## [Your goal]
Skip the pictures, and retype the data below in full, exactly.

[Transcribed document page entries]

= = = = = = =

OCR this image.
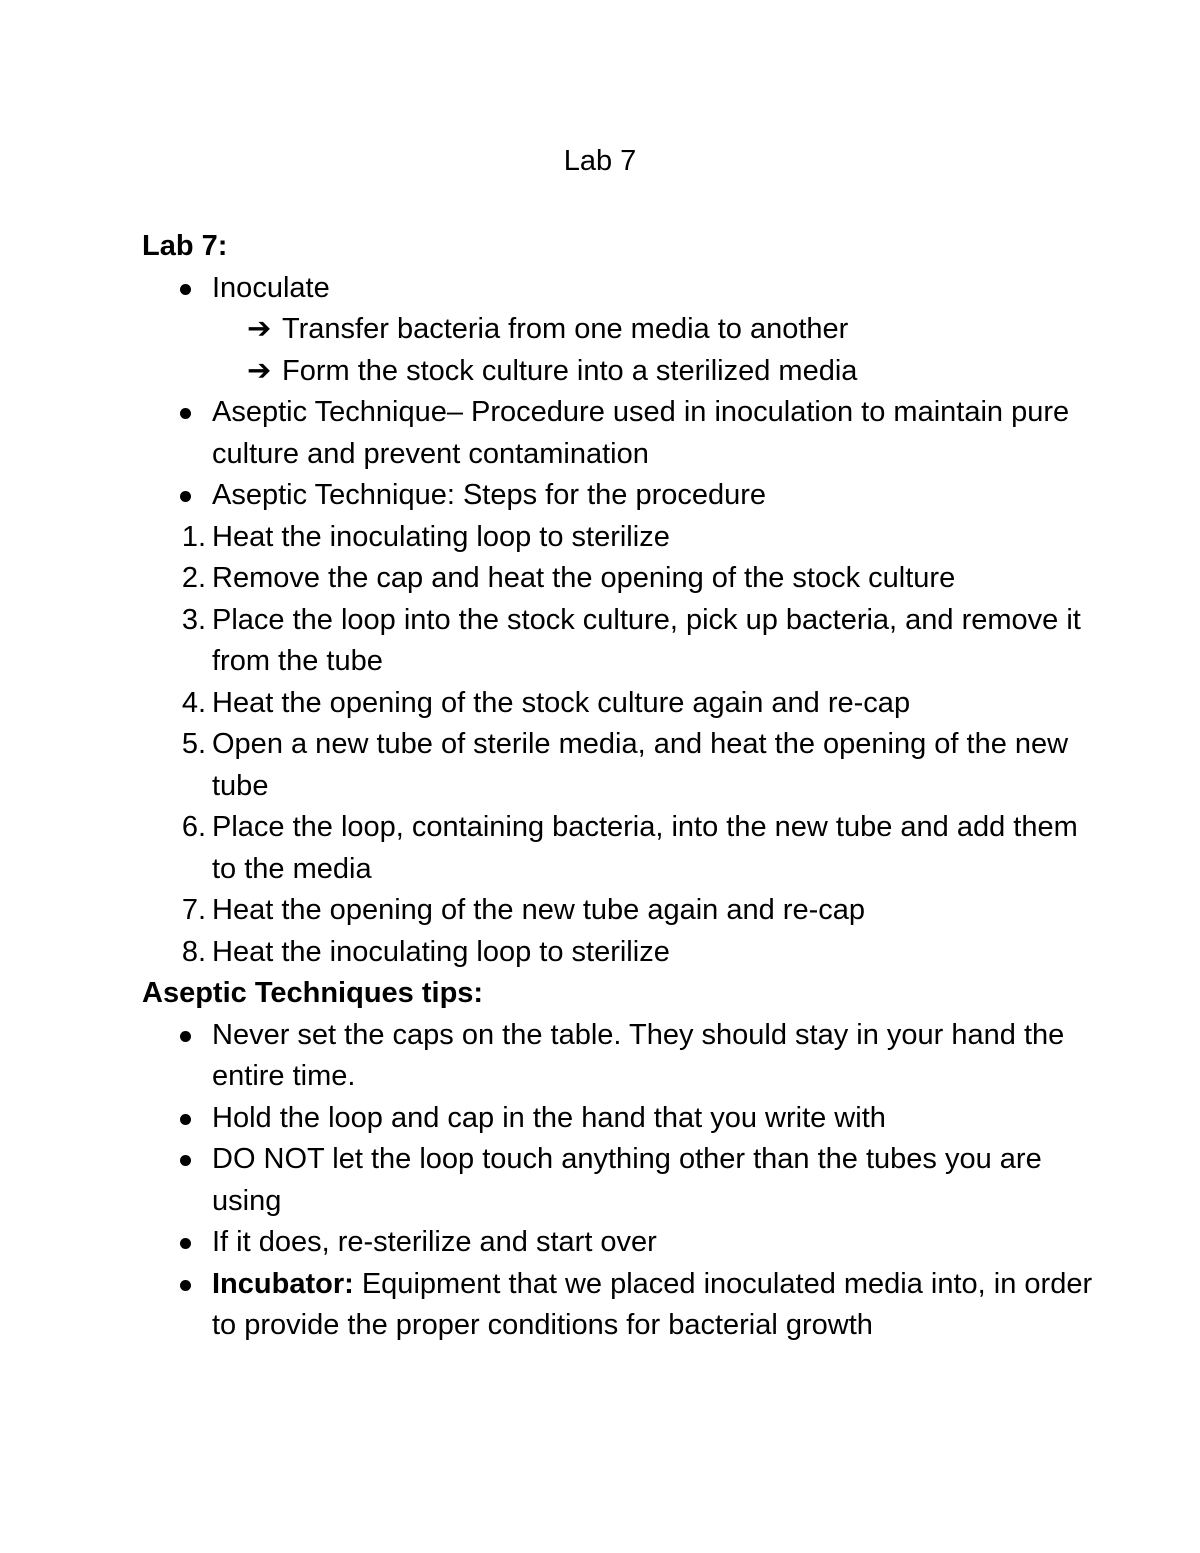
Lab 7

Lab 7:

Inoculate
➔ Transfer bacteria from one media to another
➔ Form the stock culture into a sterilized media
Aseptic Technique– Procedure used in inoculation to maintain pure culture and prevent contamination
Aseptic Technique: Steps for the procedure
1. Heat the inoculating loop to sterilize
2. Remove the cap and heat the opening of the stock culture
3. Place the loop into the stock culture, pick up bacteria, and remove it from the tube
4. Heat the opening of the stock culture again and re-cap
5. Open a new tube of sterile media, and heat the opening of the new tube
6. Place the loop, containing bacteria, into the new tube and add them to the media
7. Heat the opening of the new tube again and re-cap
8. Heat the inoculating loop to sterilize

Aseptic Techniques tips:

Never set the caps on the table. They should stay in your hand the entire time.
Hold the loop and cap in the hand that you write with
DO NOT let the loop touch anything other than the tubes you are using
If it does, re-sterilize and start over
Incubator: Equipment that we placed inoculated media into, in order to provide the proper conditions for bacterial growth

= = = = = = =

## [Task output]
OCR this image.
Lab 7

Lab 7:

Inoculate
➔ Transfer bacteria from one media to another
➔ Form the stock culture into a sterilized media
Aseptic Technique– Procedure used in inoculation to maintain pure culture and prevent contamination
Aseptic Technique: Steps for the procedure
1. Heat the inoculating loop to sterilize
2. Remove the cap and heat the opening of the stock culture
3. Place the loop into the stock culture, pick up bacteria, and remove it from the tube
4. Heat the opening of the stock culture again and re-cap
5. Open a new tube of sterile media, and heat the opening of the new tube
6. Place the loop, containing bacteria, into the new tube and add them to the media
7. Heat the opening of the new tube again and re-cap
8. Heat the inoculating loop to sterilize

Aseptic Techniques tips:

Never set the caps on the table. They should stay in your hand the entire time.
Hold the loop and cap in the hand that you write with
DO NOT let the loop touch anything other than the tubes you are using
If it does, re-sterilize and start over
Incubator: Equipment that we placed inoculated media into, in order to provide the proper conditions for bacterial growth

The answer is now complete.